### WHAT TO DO
Reproduce every record exactly as it appears, but not the pictures.

(Extracted data entries)
* Begin *

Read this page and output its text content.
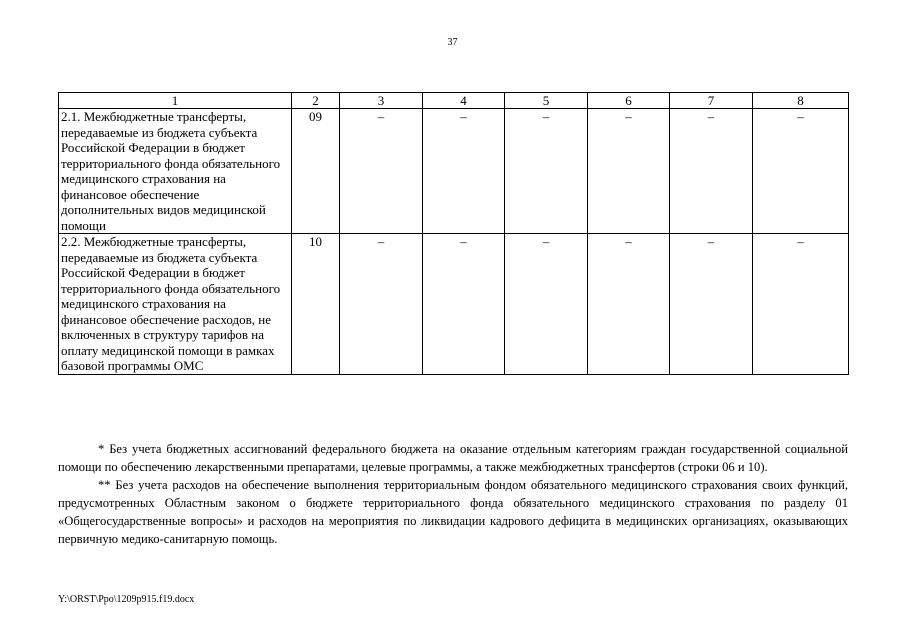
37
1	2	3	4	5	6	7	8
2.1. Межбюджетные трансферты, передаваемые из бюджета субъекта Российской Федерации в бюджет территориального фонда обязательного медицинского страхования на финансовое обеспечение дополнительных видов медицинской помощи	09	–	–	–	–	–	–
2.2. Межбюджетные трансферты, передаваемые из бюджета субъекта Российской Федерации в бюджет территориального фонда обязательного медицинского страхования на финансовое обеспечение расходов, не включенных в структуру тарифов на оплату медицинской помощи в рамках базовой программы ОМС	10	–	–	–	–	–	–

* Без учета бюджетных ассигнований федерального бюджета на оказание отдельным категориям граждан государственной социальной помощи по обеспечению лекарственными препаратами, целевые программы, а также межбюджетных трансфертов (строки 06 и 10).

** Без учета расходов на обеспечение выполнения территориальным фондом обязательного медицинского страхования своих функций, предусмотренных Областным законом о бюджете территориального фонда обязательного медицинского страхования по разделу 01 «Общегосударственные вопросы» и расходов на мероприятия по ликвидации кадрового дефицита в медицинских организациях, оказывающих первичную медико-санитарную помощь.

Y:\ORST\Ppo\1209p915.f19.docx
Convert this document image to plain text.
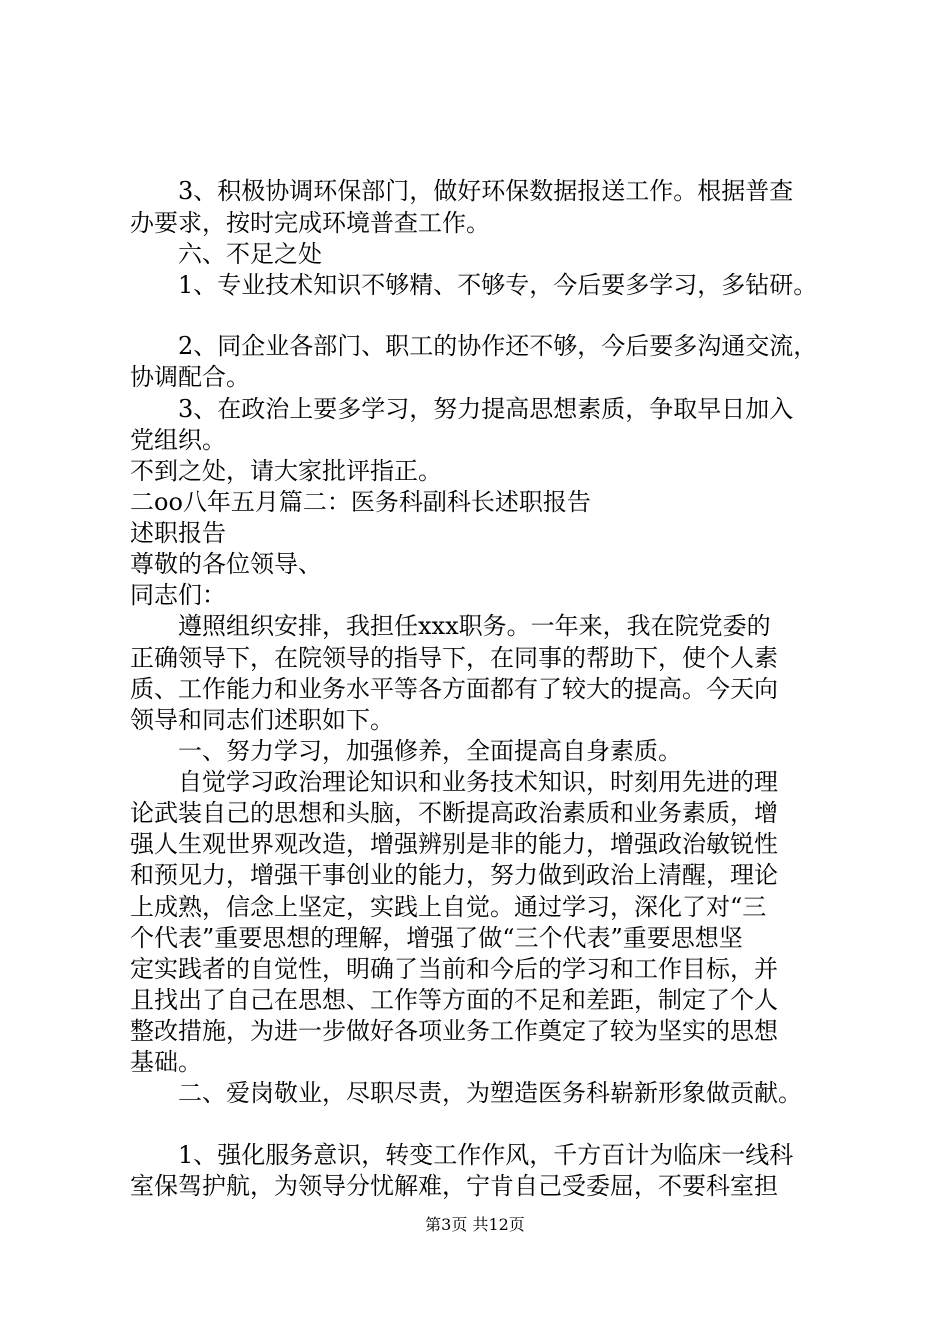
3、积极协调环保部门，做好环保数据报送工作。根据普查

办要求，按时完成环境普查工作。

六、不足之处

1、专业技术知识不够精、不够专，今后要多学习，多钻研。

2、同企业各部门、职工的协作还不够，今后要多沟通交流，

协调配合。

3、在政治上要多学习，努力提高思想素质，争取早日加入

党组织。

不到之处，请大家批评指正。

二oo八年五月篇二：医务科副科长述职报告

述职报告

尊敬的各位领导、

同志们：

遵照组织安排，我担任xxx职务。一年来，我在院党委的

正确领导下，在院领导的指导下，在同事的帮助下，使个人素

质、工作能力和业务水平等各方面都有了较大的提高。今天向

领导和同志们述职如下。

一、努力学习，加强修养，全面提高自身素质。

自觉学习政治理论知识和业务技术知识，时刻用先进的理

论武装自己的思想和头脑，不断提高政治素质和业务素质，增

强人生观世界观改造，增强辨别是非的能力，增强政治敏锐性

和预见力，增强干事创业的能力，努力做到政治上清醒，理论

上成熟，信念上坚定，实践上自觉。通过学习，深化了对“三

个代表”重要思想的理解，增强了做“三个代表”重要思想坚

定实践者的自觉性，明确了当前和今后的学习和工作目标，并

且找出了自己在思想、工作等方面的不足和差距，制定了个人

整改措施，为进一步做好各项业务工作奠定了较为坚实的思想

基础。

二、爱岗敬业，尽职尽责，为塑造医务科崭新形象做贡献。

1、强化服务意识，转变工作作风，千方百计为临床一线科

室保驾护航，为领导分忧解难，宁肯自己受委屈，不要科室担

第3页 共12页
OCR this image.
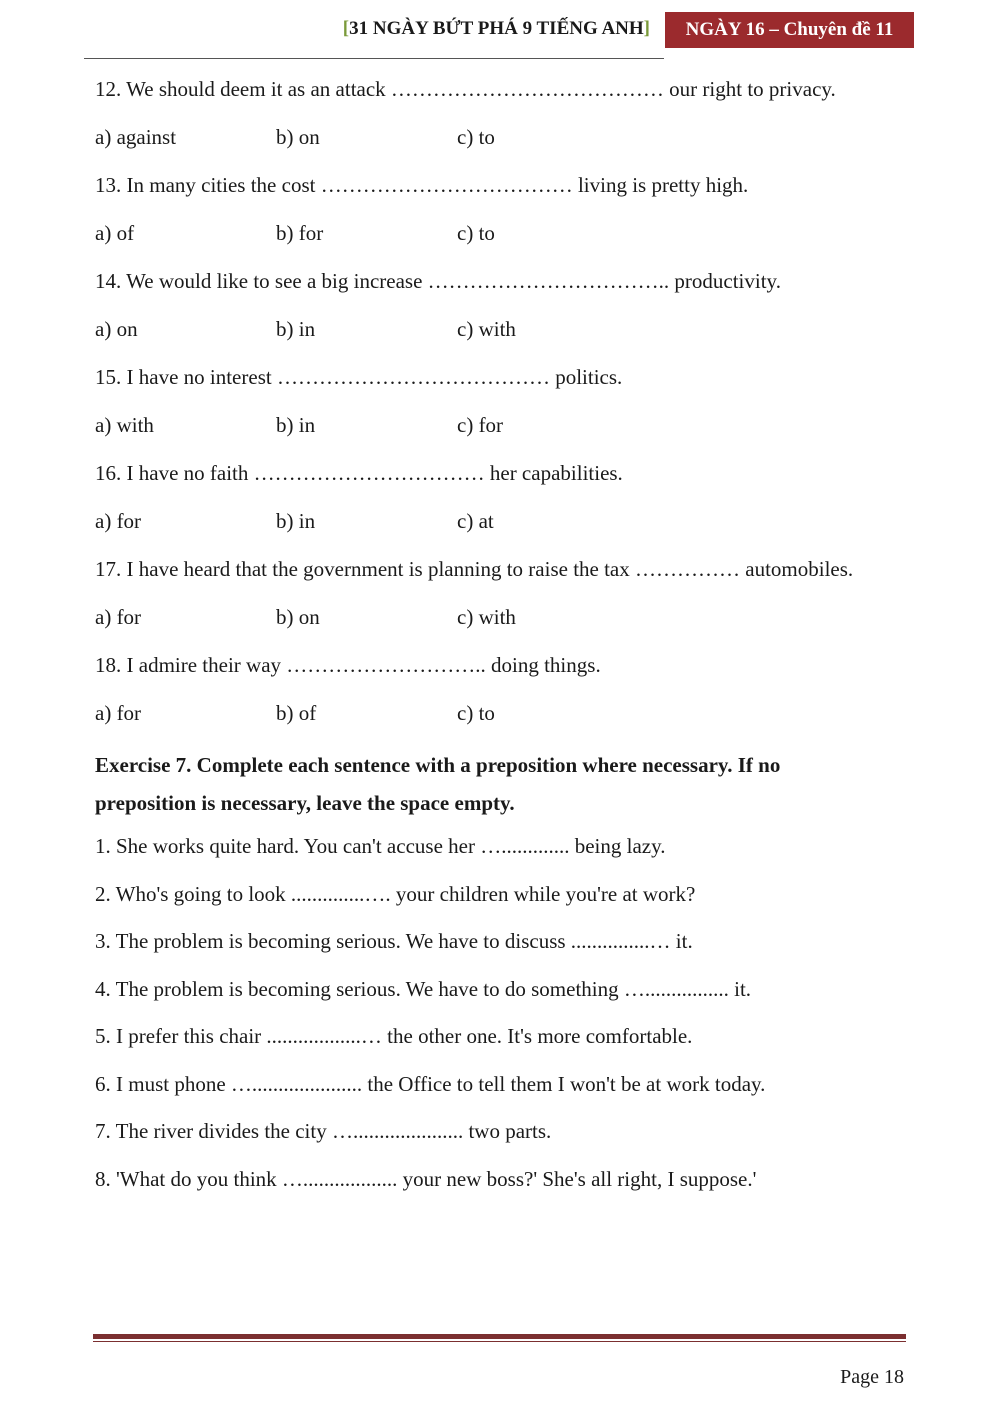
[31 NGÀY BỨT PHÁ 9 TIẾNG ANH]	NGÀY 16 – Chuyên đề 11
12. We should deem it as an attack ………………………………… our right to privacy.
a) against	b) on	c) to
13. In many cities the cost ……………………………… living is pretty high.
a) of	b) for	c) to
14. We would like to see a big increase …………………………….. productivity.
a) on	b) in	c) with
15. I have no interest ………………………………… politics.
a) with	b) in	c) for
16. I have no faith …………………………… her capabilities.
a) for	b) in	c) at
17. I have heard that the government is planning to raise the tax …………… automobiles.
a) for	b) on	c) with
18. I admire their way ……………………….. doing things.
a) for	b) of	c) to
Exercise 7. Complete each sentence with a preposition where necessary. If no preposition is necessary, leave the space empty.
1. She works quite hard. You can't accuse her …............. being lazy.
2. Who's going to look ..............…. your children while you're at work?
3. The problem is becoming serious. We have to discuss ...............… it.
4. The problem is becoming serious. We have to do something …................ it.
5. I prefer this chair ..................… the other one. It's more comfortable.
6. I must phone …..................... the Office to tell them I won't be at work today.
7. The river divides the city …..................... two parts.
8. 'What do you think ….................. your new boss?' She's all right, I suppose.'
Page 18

* End *

### RESULT FOR THIS EXERCISE
Read this page and output its text content.
37
1	2	3	4	5	6	7	8
2.1. Межбюджетные трансферты, передаваемые из бюджета субъекта Российской Федерации в бюджет территориального фонда обязательного медицинского страхования на финансовое обеспечение дополнительных видов медицинской помощи	09	–	–	–	–	–	–
2.2. Межбюджетные трансферты, передаваемые из бюджета субъекта Российской Федерации в бюджет территориального фонда обязательного медицинского страхования на финансовое обеспечение расходов, не включенных в структуру тарифов на оплату медицинской помощи в рамках базовой программы ОМС	10	–	–	–	–	–	–

* Без учета бюджетных ассигнований федерального бюджета на оказание отдельным категориям граждан государственной социальной помощи по обеспечению лекарственными препаратами, целевые программы, а также межбюджетных трансфертов (строки 06 и 10).

** Без учета расходов на обеспечение выполнения территориальным фондом обязательного медицинского страхования своих функций, предусмотренных Областным законом о бюджете территориального фонда обязательного медицинского страхования по разделу 01 «Общегосударственные вопросы» и расходов на мероприятия по ликвидации кадрового дефицита в медицинских организациях, оказывающих первичную медико-санитарную помощь.

Y:\ORST\Ppo\1209p915.f19.docx
Convert this document image to plain text.
3、积极协调环保部门，做好环保数据报送工作。根据普查

办要求，按时完成环境普查工作。

六、不足之处

1、专业技术知识不够精、不够专，今后要多学习，多钻研。

2、同企业各部门、职工的协作还不够，今后要多沟通交流，

协调配合。

3、在政治上要多学习，努力提高思想素质，争取早日加入

党组织。

不到之处，请大家批评指正。

二oo八年五月篇二：医务科副科长述职报告

述职报告

尊敬的各位领导、

同志们：

遵照组织安排，我担任xxx职务。一年来，我在院党委的

正确领导下，在院领导的指导下，在同事的帮助下，使个人素

质、工作能力和业务水平等各方面都有了较大的提高。今天向

领导和同志们述职如下。

一、努力学习，加强修养，全面提高自身素质。

自觉学习政治理论知识和业务技术知识，时刻用先进的理

论武装自己的思想和头脑，不断提高政治素质和业务素质，增

强人生观世界观改造，增强辨别是非的能力，增强政治敏锐性

和预见力，增强干事创业的能力，努力做到政治上清醒，理论

上成熟，信念上坚定，实践上自觉。通过学习，深化了对“三

个代表”重要思想的理解，增强了做“三个代表”重要思想坚

定实践者的自觉性，明确了当前和今后的学习和工作目标，并

且找出了自己在思想、工作等方面的不足和差距，制定了个人

整改措施，为进一步做好各项业务工作奠定了较为坚实的思想

基础。

二、爱岗敬业，尽职尽责，为塑造医务科崭新形象做贡献。

1、强化服务意识，转变工作作风，千方百计为临床一线科

室保驾护航，为领导分忧解难，宁肯自己受委屈，不要科室担

第3页 共12页
OCR this image.
[31 NGÀY BỨT PHÁ 9 TIẾNG ANH]	NGÀY 16 – Chuyên đề 11
12. We should deem it as an attack ………………………………… our right to privacy.
a) against	b) on	c) to
13. In many cities the cost ……………………………… living is pretty high.
a) of	b) for	c) to
14. We would like to see a big increase …………………………….. productivity.
a) on	b) in	c) with
15. I have no interest ………………………………… politics.
a) with	b) in	c) for
16. I have no faith …………………………… her capabilities.
a) for	b) in	c) at
17. I have heard that the government is planning to raise the tax …………… automobiles.
a) for	b) on	c) with
18. I admire their way ……………………….. doing things.
a) for	b) of	c) to
Exercise 7. Complete each sentence with a preposition where necessary. If no preposition is necessary, leave the space empty.
1. She works quite hard. You can't accuse her …............. being lazy.
2. Who's going to look ..............…. your children while you're at work?
3. The problem is becoming serious. We have to discuss ...............… it.
4. The problem is becoming serious. We have to do something …................ it.
5. I prefer this chair ..................… the other one. It's more comfortable.
6. I must phone …..................... the Office to tell them I won't be at work today.
7. The river divides the city …..................... two parts.
8. 'What do you think ….................. your new boss?' She's all right, I suppose.'
Page 18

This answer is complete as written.